_PAGE EXCERPT_:
-- -- --
Indonesia is, of course, the world’s most populous Muslim-majority country (there are 207 million people, 95% of them Muslim). As such, it’s also the country having the most cases of female genital mutilation (FGM). A new Unicef report on that practice, as reported in the New York Times, gives some surprising news, some bad news, and some good news.
The surprising news, at least for many of us, is that even in Indonesia, often touted as a “moderate” Muslim country (I’m looking at you Reza Aslan), FGM is common; in fact, it accounts for almost a third of the world’s cases:
There has long been anecdotal evidence of the practice there, but the United Nations Children’s Fund estimated Thursday that 60 million women and girls there have been cut based on national survey data collected by the Indonesian government. The addition of Indonesia is largely responsible for raising the global tally of women and girls who have undergone the practice to 200 million from 130 million, and the number of countries where it is concentrated to 30 from 29.
We knew the practice existed but we didn’t have a sense of the scope,” said Claudia Cappa, a statistics specialist for Unicef, which released the report. She said the new data from Indonesia showed that cutting was not just “an African problem.”
Well, we already knew that, as FGM is widespread in the Middle East as well, concentrated in Muslim societies. It’s not just “an African problem” divorced from religion, nor just a “cultural problem”, as maintained by charlatans like Aslan. As Heather Hastie has shown on her website, FGM, while not totally limited to Muslims, is largely a Muslim issue, since many schools of Islam either endorse it, recommend it, or deem it obligatory. And its prevalence in Indonesia is, as the Times notes, explained by Islam:
The data from Indonesia, the world’s most populous Muslim-majority nation, provides a snapshot of the prevalence of genital cutting in a country where secular and religious attitudes toward the practice are increasingly in conflict. Indonesian authorities tried to ban cutting 10 years ago, but religious authorities who consider it important for girls to undergo the ritual before marriage objected. In response, the government softened its stance, issuing regulations that directed cutting should be done only by medical professionals in a noninvasive way that does not injure girls and women.
. . .The practice is “regarded as part of our culture, or a confirmation that they will be officially ‘Islamized,’ ” Jurnalis Uddin, the chairman of the Center for Population and Gender Studies at Yarsi University in Jakarta, said in an email, adding that the practice “in Indonesia is mostly symbolic (no cutting at all).”
. . . Rena Herdiyani, vice chairwoman of Kalyanamitra, an Indonesian nongovernmental organization that lobbies the national government to ban all forms of cutting, wants the government to impose sanctions on people who perform circumcisions.
-- -- --
_GIVEN INFORMATION_:
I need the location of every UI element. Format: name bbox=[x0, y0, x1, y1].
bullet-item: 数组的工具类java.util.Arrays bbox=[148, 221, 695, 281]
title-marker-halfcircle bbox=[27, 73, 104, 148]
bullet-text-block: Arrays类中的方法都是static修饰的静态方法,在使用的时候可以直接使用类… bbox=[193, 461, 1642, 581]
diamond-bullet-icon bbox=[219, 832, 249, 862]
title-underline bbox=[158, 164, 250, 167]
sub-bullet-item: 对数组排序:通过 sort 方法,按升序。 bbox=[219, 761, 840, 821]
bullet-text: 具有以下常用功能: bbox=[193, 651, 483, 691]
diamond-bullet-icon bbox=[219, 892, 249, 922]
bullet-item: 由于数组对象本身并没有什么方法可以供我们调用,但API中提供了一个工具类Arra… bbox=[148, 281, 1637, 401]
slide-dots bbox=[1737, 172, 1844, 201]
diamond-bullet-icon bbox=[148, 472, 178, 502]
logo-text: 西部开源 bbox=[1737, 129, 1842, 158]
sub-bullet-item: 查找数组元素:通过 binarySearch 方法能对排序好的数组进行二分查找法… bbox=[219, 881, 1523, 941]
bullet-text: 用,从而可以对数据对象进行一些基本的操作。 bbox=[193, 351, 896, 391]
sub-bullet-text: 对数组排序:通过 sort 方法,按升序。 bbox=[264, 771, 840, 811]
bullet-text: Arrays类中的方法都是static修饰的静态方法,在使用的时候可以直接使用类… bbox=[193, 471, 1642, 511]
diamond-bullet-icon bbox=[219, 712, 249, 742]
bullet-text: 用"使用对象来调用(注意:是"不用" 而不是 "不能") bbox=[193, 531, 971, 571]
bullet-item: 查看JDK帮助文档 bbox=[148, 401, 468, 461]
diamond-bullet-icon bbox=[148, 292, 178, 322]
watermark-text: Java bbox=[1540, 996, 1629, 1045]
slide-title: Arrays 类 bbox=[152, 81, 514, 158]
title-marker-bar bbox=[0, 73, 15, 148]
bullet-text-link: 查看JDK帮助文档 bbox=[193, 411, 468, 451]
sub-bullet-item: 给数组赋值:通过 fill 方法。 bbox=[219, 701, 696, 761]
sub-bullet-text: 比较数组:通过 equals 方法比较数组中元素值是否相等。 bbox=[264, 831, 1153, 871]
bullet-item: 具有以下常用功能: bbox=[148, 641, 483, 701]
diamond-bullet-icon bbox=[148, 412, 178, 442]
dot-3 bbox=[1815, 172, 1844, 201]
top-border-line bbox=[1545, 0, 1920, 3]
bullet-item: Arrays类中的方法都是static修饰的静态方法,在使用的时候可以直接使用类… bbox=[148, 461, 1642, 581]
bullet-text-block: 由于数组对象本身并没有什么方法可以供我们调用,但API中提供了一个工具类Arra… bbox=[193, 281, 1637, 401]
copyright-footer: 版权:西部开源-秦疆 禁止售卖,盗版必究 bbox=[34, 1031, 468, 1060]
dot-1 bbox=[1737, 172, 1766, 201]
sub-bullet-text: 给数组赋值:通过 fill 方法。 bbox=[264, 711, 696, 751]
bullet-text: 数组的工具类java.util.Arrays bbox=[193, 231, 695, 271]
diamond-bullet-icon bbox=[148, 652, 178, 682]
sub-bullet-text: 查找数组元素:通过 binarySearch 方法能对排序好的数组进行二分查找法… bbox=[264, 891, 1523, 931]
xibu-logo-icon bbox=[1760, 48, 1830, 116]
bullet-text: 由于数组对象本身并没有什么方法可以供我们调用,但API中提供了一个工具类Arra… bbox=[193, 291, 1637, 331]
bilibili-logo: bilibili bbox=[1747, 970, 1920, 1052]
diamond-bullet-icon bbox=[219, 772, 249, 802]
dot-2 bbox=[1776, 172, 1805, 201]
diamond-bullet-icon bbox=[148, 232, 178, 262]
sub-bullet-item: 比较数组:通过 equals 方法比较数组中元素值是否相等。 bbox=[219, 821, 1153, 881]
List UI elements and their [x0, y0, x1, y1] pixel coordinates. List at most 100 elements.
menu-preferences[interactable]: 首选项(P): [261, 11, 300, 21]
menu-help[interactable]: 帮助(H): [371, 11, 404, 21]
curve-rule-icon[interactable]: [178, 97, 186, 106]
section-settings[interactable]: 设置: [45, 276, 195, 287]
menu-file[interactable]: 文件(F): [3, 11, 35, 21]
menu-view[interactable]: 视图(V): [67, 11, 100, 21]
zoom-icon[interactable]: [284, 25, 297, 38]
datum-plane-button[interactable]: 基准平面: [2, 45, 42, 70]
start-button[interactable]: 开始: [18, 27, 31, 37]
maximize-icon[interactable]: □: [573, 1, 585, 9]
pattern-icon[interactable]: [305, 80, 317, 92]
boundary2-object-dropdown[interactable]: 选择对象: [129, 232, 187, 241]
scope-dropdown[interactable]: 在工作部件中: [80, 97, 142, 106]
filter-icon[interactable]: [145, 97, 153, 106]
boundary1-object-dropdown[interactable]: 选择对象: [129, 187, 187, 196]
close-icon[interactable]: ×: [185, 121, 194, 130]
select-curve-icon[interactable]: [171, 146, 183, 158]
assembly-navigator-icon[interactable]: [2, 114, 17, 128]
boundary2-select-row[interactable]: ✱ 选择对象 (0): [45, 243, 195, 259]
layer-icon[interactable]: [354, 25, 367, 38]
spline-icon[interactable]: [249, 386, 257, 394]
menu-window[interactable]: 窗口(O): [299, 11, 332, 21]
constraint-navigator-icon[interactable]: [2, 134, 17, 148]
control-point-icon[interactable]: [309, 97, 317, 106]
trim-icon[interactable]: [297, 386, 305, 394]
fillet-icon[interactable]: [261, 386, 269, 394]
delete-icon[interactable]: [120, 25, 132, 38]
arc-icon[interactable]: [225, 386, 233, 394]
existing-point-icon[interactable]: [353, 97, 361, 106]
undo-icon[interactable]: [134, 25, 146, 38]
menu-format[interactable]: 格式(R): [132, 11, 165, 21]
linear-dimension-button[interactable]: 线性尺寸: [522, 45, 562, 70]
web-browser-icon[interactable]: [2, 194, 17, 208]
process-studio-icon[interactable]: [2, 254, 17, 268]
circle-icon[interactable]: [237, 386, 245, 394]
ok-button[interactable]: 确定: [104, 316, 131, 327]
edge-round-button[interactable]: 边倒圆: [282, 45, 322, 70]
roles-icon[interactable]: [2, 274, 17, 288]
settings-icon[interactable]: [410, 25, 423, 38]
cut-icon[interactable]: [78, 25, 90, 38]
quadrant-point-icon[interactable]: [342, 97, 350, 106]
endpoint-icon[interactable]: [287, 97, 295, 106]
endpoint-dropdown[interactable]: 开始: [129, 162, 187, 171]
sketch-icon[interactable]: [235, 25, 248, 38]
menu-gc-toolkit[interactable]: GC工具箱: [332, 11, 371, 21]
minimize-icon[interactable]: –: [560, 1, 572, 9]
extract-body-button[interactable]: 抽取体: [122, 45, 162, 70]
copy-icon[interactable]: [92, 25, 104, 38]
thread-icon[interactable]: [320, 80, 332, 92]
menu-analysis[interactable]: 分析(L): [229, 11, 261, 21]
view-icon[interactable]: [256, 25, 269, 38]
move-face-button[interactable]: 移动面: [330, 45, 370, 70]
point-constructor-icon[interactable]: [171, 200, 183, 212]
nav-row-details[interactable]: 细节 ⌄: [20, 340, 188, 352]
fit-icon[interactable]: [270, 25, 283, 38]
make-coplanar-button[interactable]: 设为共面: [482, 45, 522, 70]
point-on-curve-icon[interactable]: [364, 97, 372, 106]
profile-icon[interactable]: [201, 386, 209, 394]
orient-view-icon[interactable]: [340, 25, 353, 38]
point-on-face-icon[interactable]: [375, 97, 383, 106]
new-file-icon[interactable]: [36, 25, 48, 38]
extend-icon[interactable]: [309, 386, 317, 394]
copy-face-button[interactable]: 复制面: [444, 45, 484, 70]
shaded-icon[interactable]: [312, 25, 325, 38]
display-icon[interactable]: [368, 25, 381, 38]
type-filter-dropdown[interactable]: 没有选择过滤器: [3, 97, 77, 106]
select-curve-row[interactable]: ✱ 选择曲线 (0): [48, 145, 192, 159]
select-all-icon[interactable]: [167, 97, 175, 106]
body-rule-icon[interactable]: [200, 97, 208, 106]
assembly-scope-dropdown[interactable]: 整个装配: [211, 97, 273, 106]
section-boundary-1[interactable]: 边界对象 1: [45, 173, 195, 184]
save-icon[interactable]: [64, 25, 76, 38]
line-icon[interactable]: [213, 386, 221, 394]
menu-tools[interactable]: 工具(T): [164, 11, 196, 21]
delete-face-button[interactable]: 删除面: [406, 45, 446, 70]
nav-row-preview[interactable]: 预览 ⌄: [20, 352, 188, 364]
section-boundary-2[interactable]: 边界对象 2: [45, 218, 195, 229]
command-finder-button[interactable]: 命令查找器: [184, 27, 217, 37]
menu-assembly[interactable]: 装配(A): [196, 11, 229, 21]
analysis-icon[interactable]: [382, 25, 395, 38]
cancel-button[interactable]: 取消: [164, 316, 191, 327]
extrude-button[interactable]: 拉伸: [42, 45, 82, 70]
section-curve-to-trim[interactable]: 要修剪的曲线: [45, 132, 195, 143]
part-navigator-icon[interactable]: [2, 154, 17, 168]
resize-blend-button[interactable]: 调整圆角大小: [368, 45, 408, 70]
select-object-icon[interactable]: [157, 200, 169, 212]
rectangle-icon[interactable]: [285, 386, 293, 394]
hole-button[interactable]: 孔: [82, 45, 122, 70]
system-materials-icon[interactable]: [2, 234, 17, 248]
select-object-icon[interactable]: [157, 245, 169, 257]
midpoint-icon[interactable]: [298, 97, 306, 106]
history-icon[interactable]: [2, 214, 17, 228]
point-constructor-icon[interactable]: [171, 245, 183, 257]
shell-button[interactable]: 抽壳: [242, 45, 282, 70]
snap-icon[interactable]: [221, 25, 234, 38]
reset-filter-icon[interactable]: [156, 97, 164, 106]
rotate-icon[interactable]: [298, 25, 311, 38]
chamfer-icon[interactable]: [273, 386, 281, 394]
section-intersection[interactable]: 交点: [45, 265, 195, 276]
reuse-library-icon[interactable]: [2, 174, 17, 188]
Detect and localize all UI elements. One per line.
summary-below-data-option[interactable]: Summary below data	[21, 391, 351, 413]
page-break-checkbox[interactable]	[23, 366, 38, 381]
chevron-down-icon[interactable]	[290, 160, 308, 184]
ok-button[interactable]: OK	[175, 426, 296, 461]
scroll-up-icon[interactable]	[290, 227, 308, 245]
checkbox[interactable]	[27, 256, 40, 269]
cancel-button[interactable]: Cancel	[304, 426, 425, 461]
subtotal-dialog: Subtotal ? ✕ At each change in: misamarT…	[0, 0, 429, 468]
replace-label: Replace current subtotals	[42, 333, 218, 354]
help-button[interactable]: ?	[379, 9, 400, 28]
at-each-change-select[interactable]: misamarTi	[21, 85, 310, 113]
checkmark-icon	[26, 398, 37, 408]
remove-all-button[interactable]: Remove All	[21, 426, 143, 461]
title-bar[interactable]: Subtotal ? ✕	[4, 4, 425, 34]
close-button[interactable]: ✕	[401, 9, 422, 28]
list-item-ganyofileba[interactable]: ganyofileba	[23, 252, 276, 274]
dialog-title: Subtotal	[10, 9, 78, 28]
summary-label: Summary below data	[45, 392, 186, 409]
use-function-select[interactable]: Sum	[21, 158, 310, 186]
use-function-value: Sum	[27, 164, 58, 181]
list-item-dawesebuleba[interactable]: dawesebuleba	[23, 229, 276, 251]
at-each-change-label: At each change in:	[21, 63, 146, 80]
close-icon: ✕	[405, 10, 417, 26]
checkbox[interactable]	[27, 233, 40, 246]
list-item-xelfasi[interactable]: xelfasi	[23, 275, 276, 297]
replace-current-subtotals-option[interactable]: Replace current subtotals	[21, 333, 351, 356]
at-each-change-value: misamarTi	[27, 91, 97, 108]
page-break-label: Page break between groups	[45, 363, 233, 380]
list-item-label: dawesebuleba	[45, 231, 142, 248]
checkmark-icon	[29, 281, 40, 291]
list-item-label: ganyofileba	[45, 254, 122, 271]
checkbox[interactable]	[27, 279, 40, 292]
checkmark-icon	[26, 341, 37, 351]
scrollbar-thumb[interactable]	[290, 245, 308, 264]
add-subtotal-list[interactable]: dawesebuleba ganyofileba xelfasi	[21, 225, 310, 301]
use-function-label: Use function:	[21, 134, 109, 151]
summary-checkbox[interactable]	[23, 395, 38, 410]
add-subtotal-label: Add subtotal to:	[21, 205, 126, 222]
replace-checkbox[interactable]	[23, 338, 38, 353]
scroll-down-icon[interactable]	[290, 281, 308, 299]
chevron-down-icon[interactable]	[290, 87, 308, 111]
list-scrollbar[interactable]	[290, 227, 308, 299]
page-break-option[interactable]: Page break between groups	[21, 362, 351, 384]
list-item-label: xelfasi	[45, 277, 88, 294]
-- -- --
_WHAT YOU HAVE TO DO_: Rewrite the Indonesia text from "Indonesia is, of" to "some good news.", changing "Unicef" to "UNICEF". The items are separate material with no connection to the Indonesia text.

_EXERCISE ANSWER_:
Indonesia is, of course, the world’s most populous Muslim-majority country (there are 207 million people, 95% of them Muslim). As such, it’s also the country having the most cases of female genital mutilation (FGM). A new UNICEF report on that practice, as reported in the New York Times, gives some surprising news, some bad news, and some good news.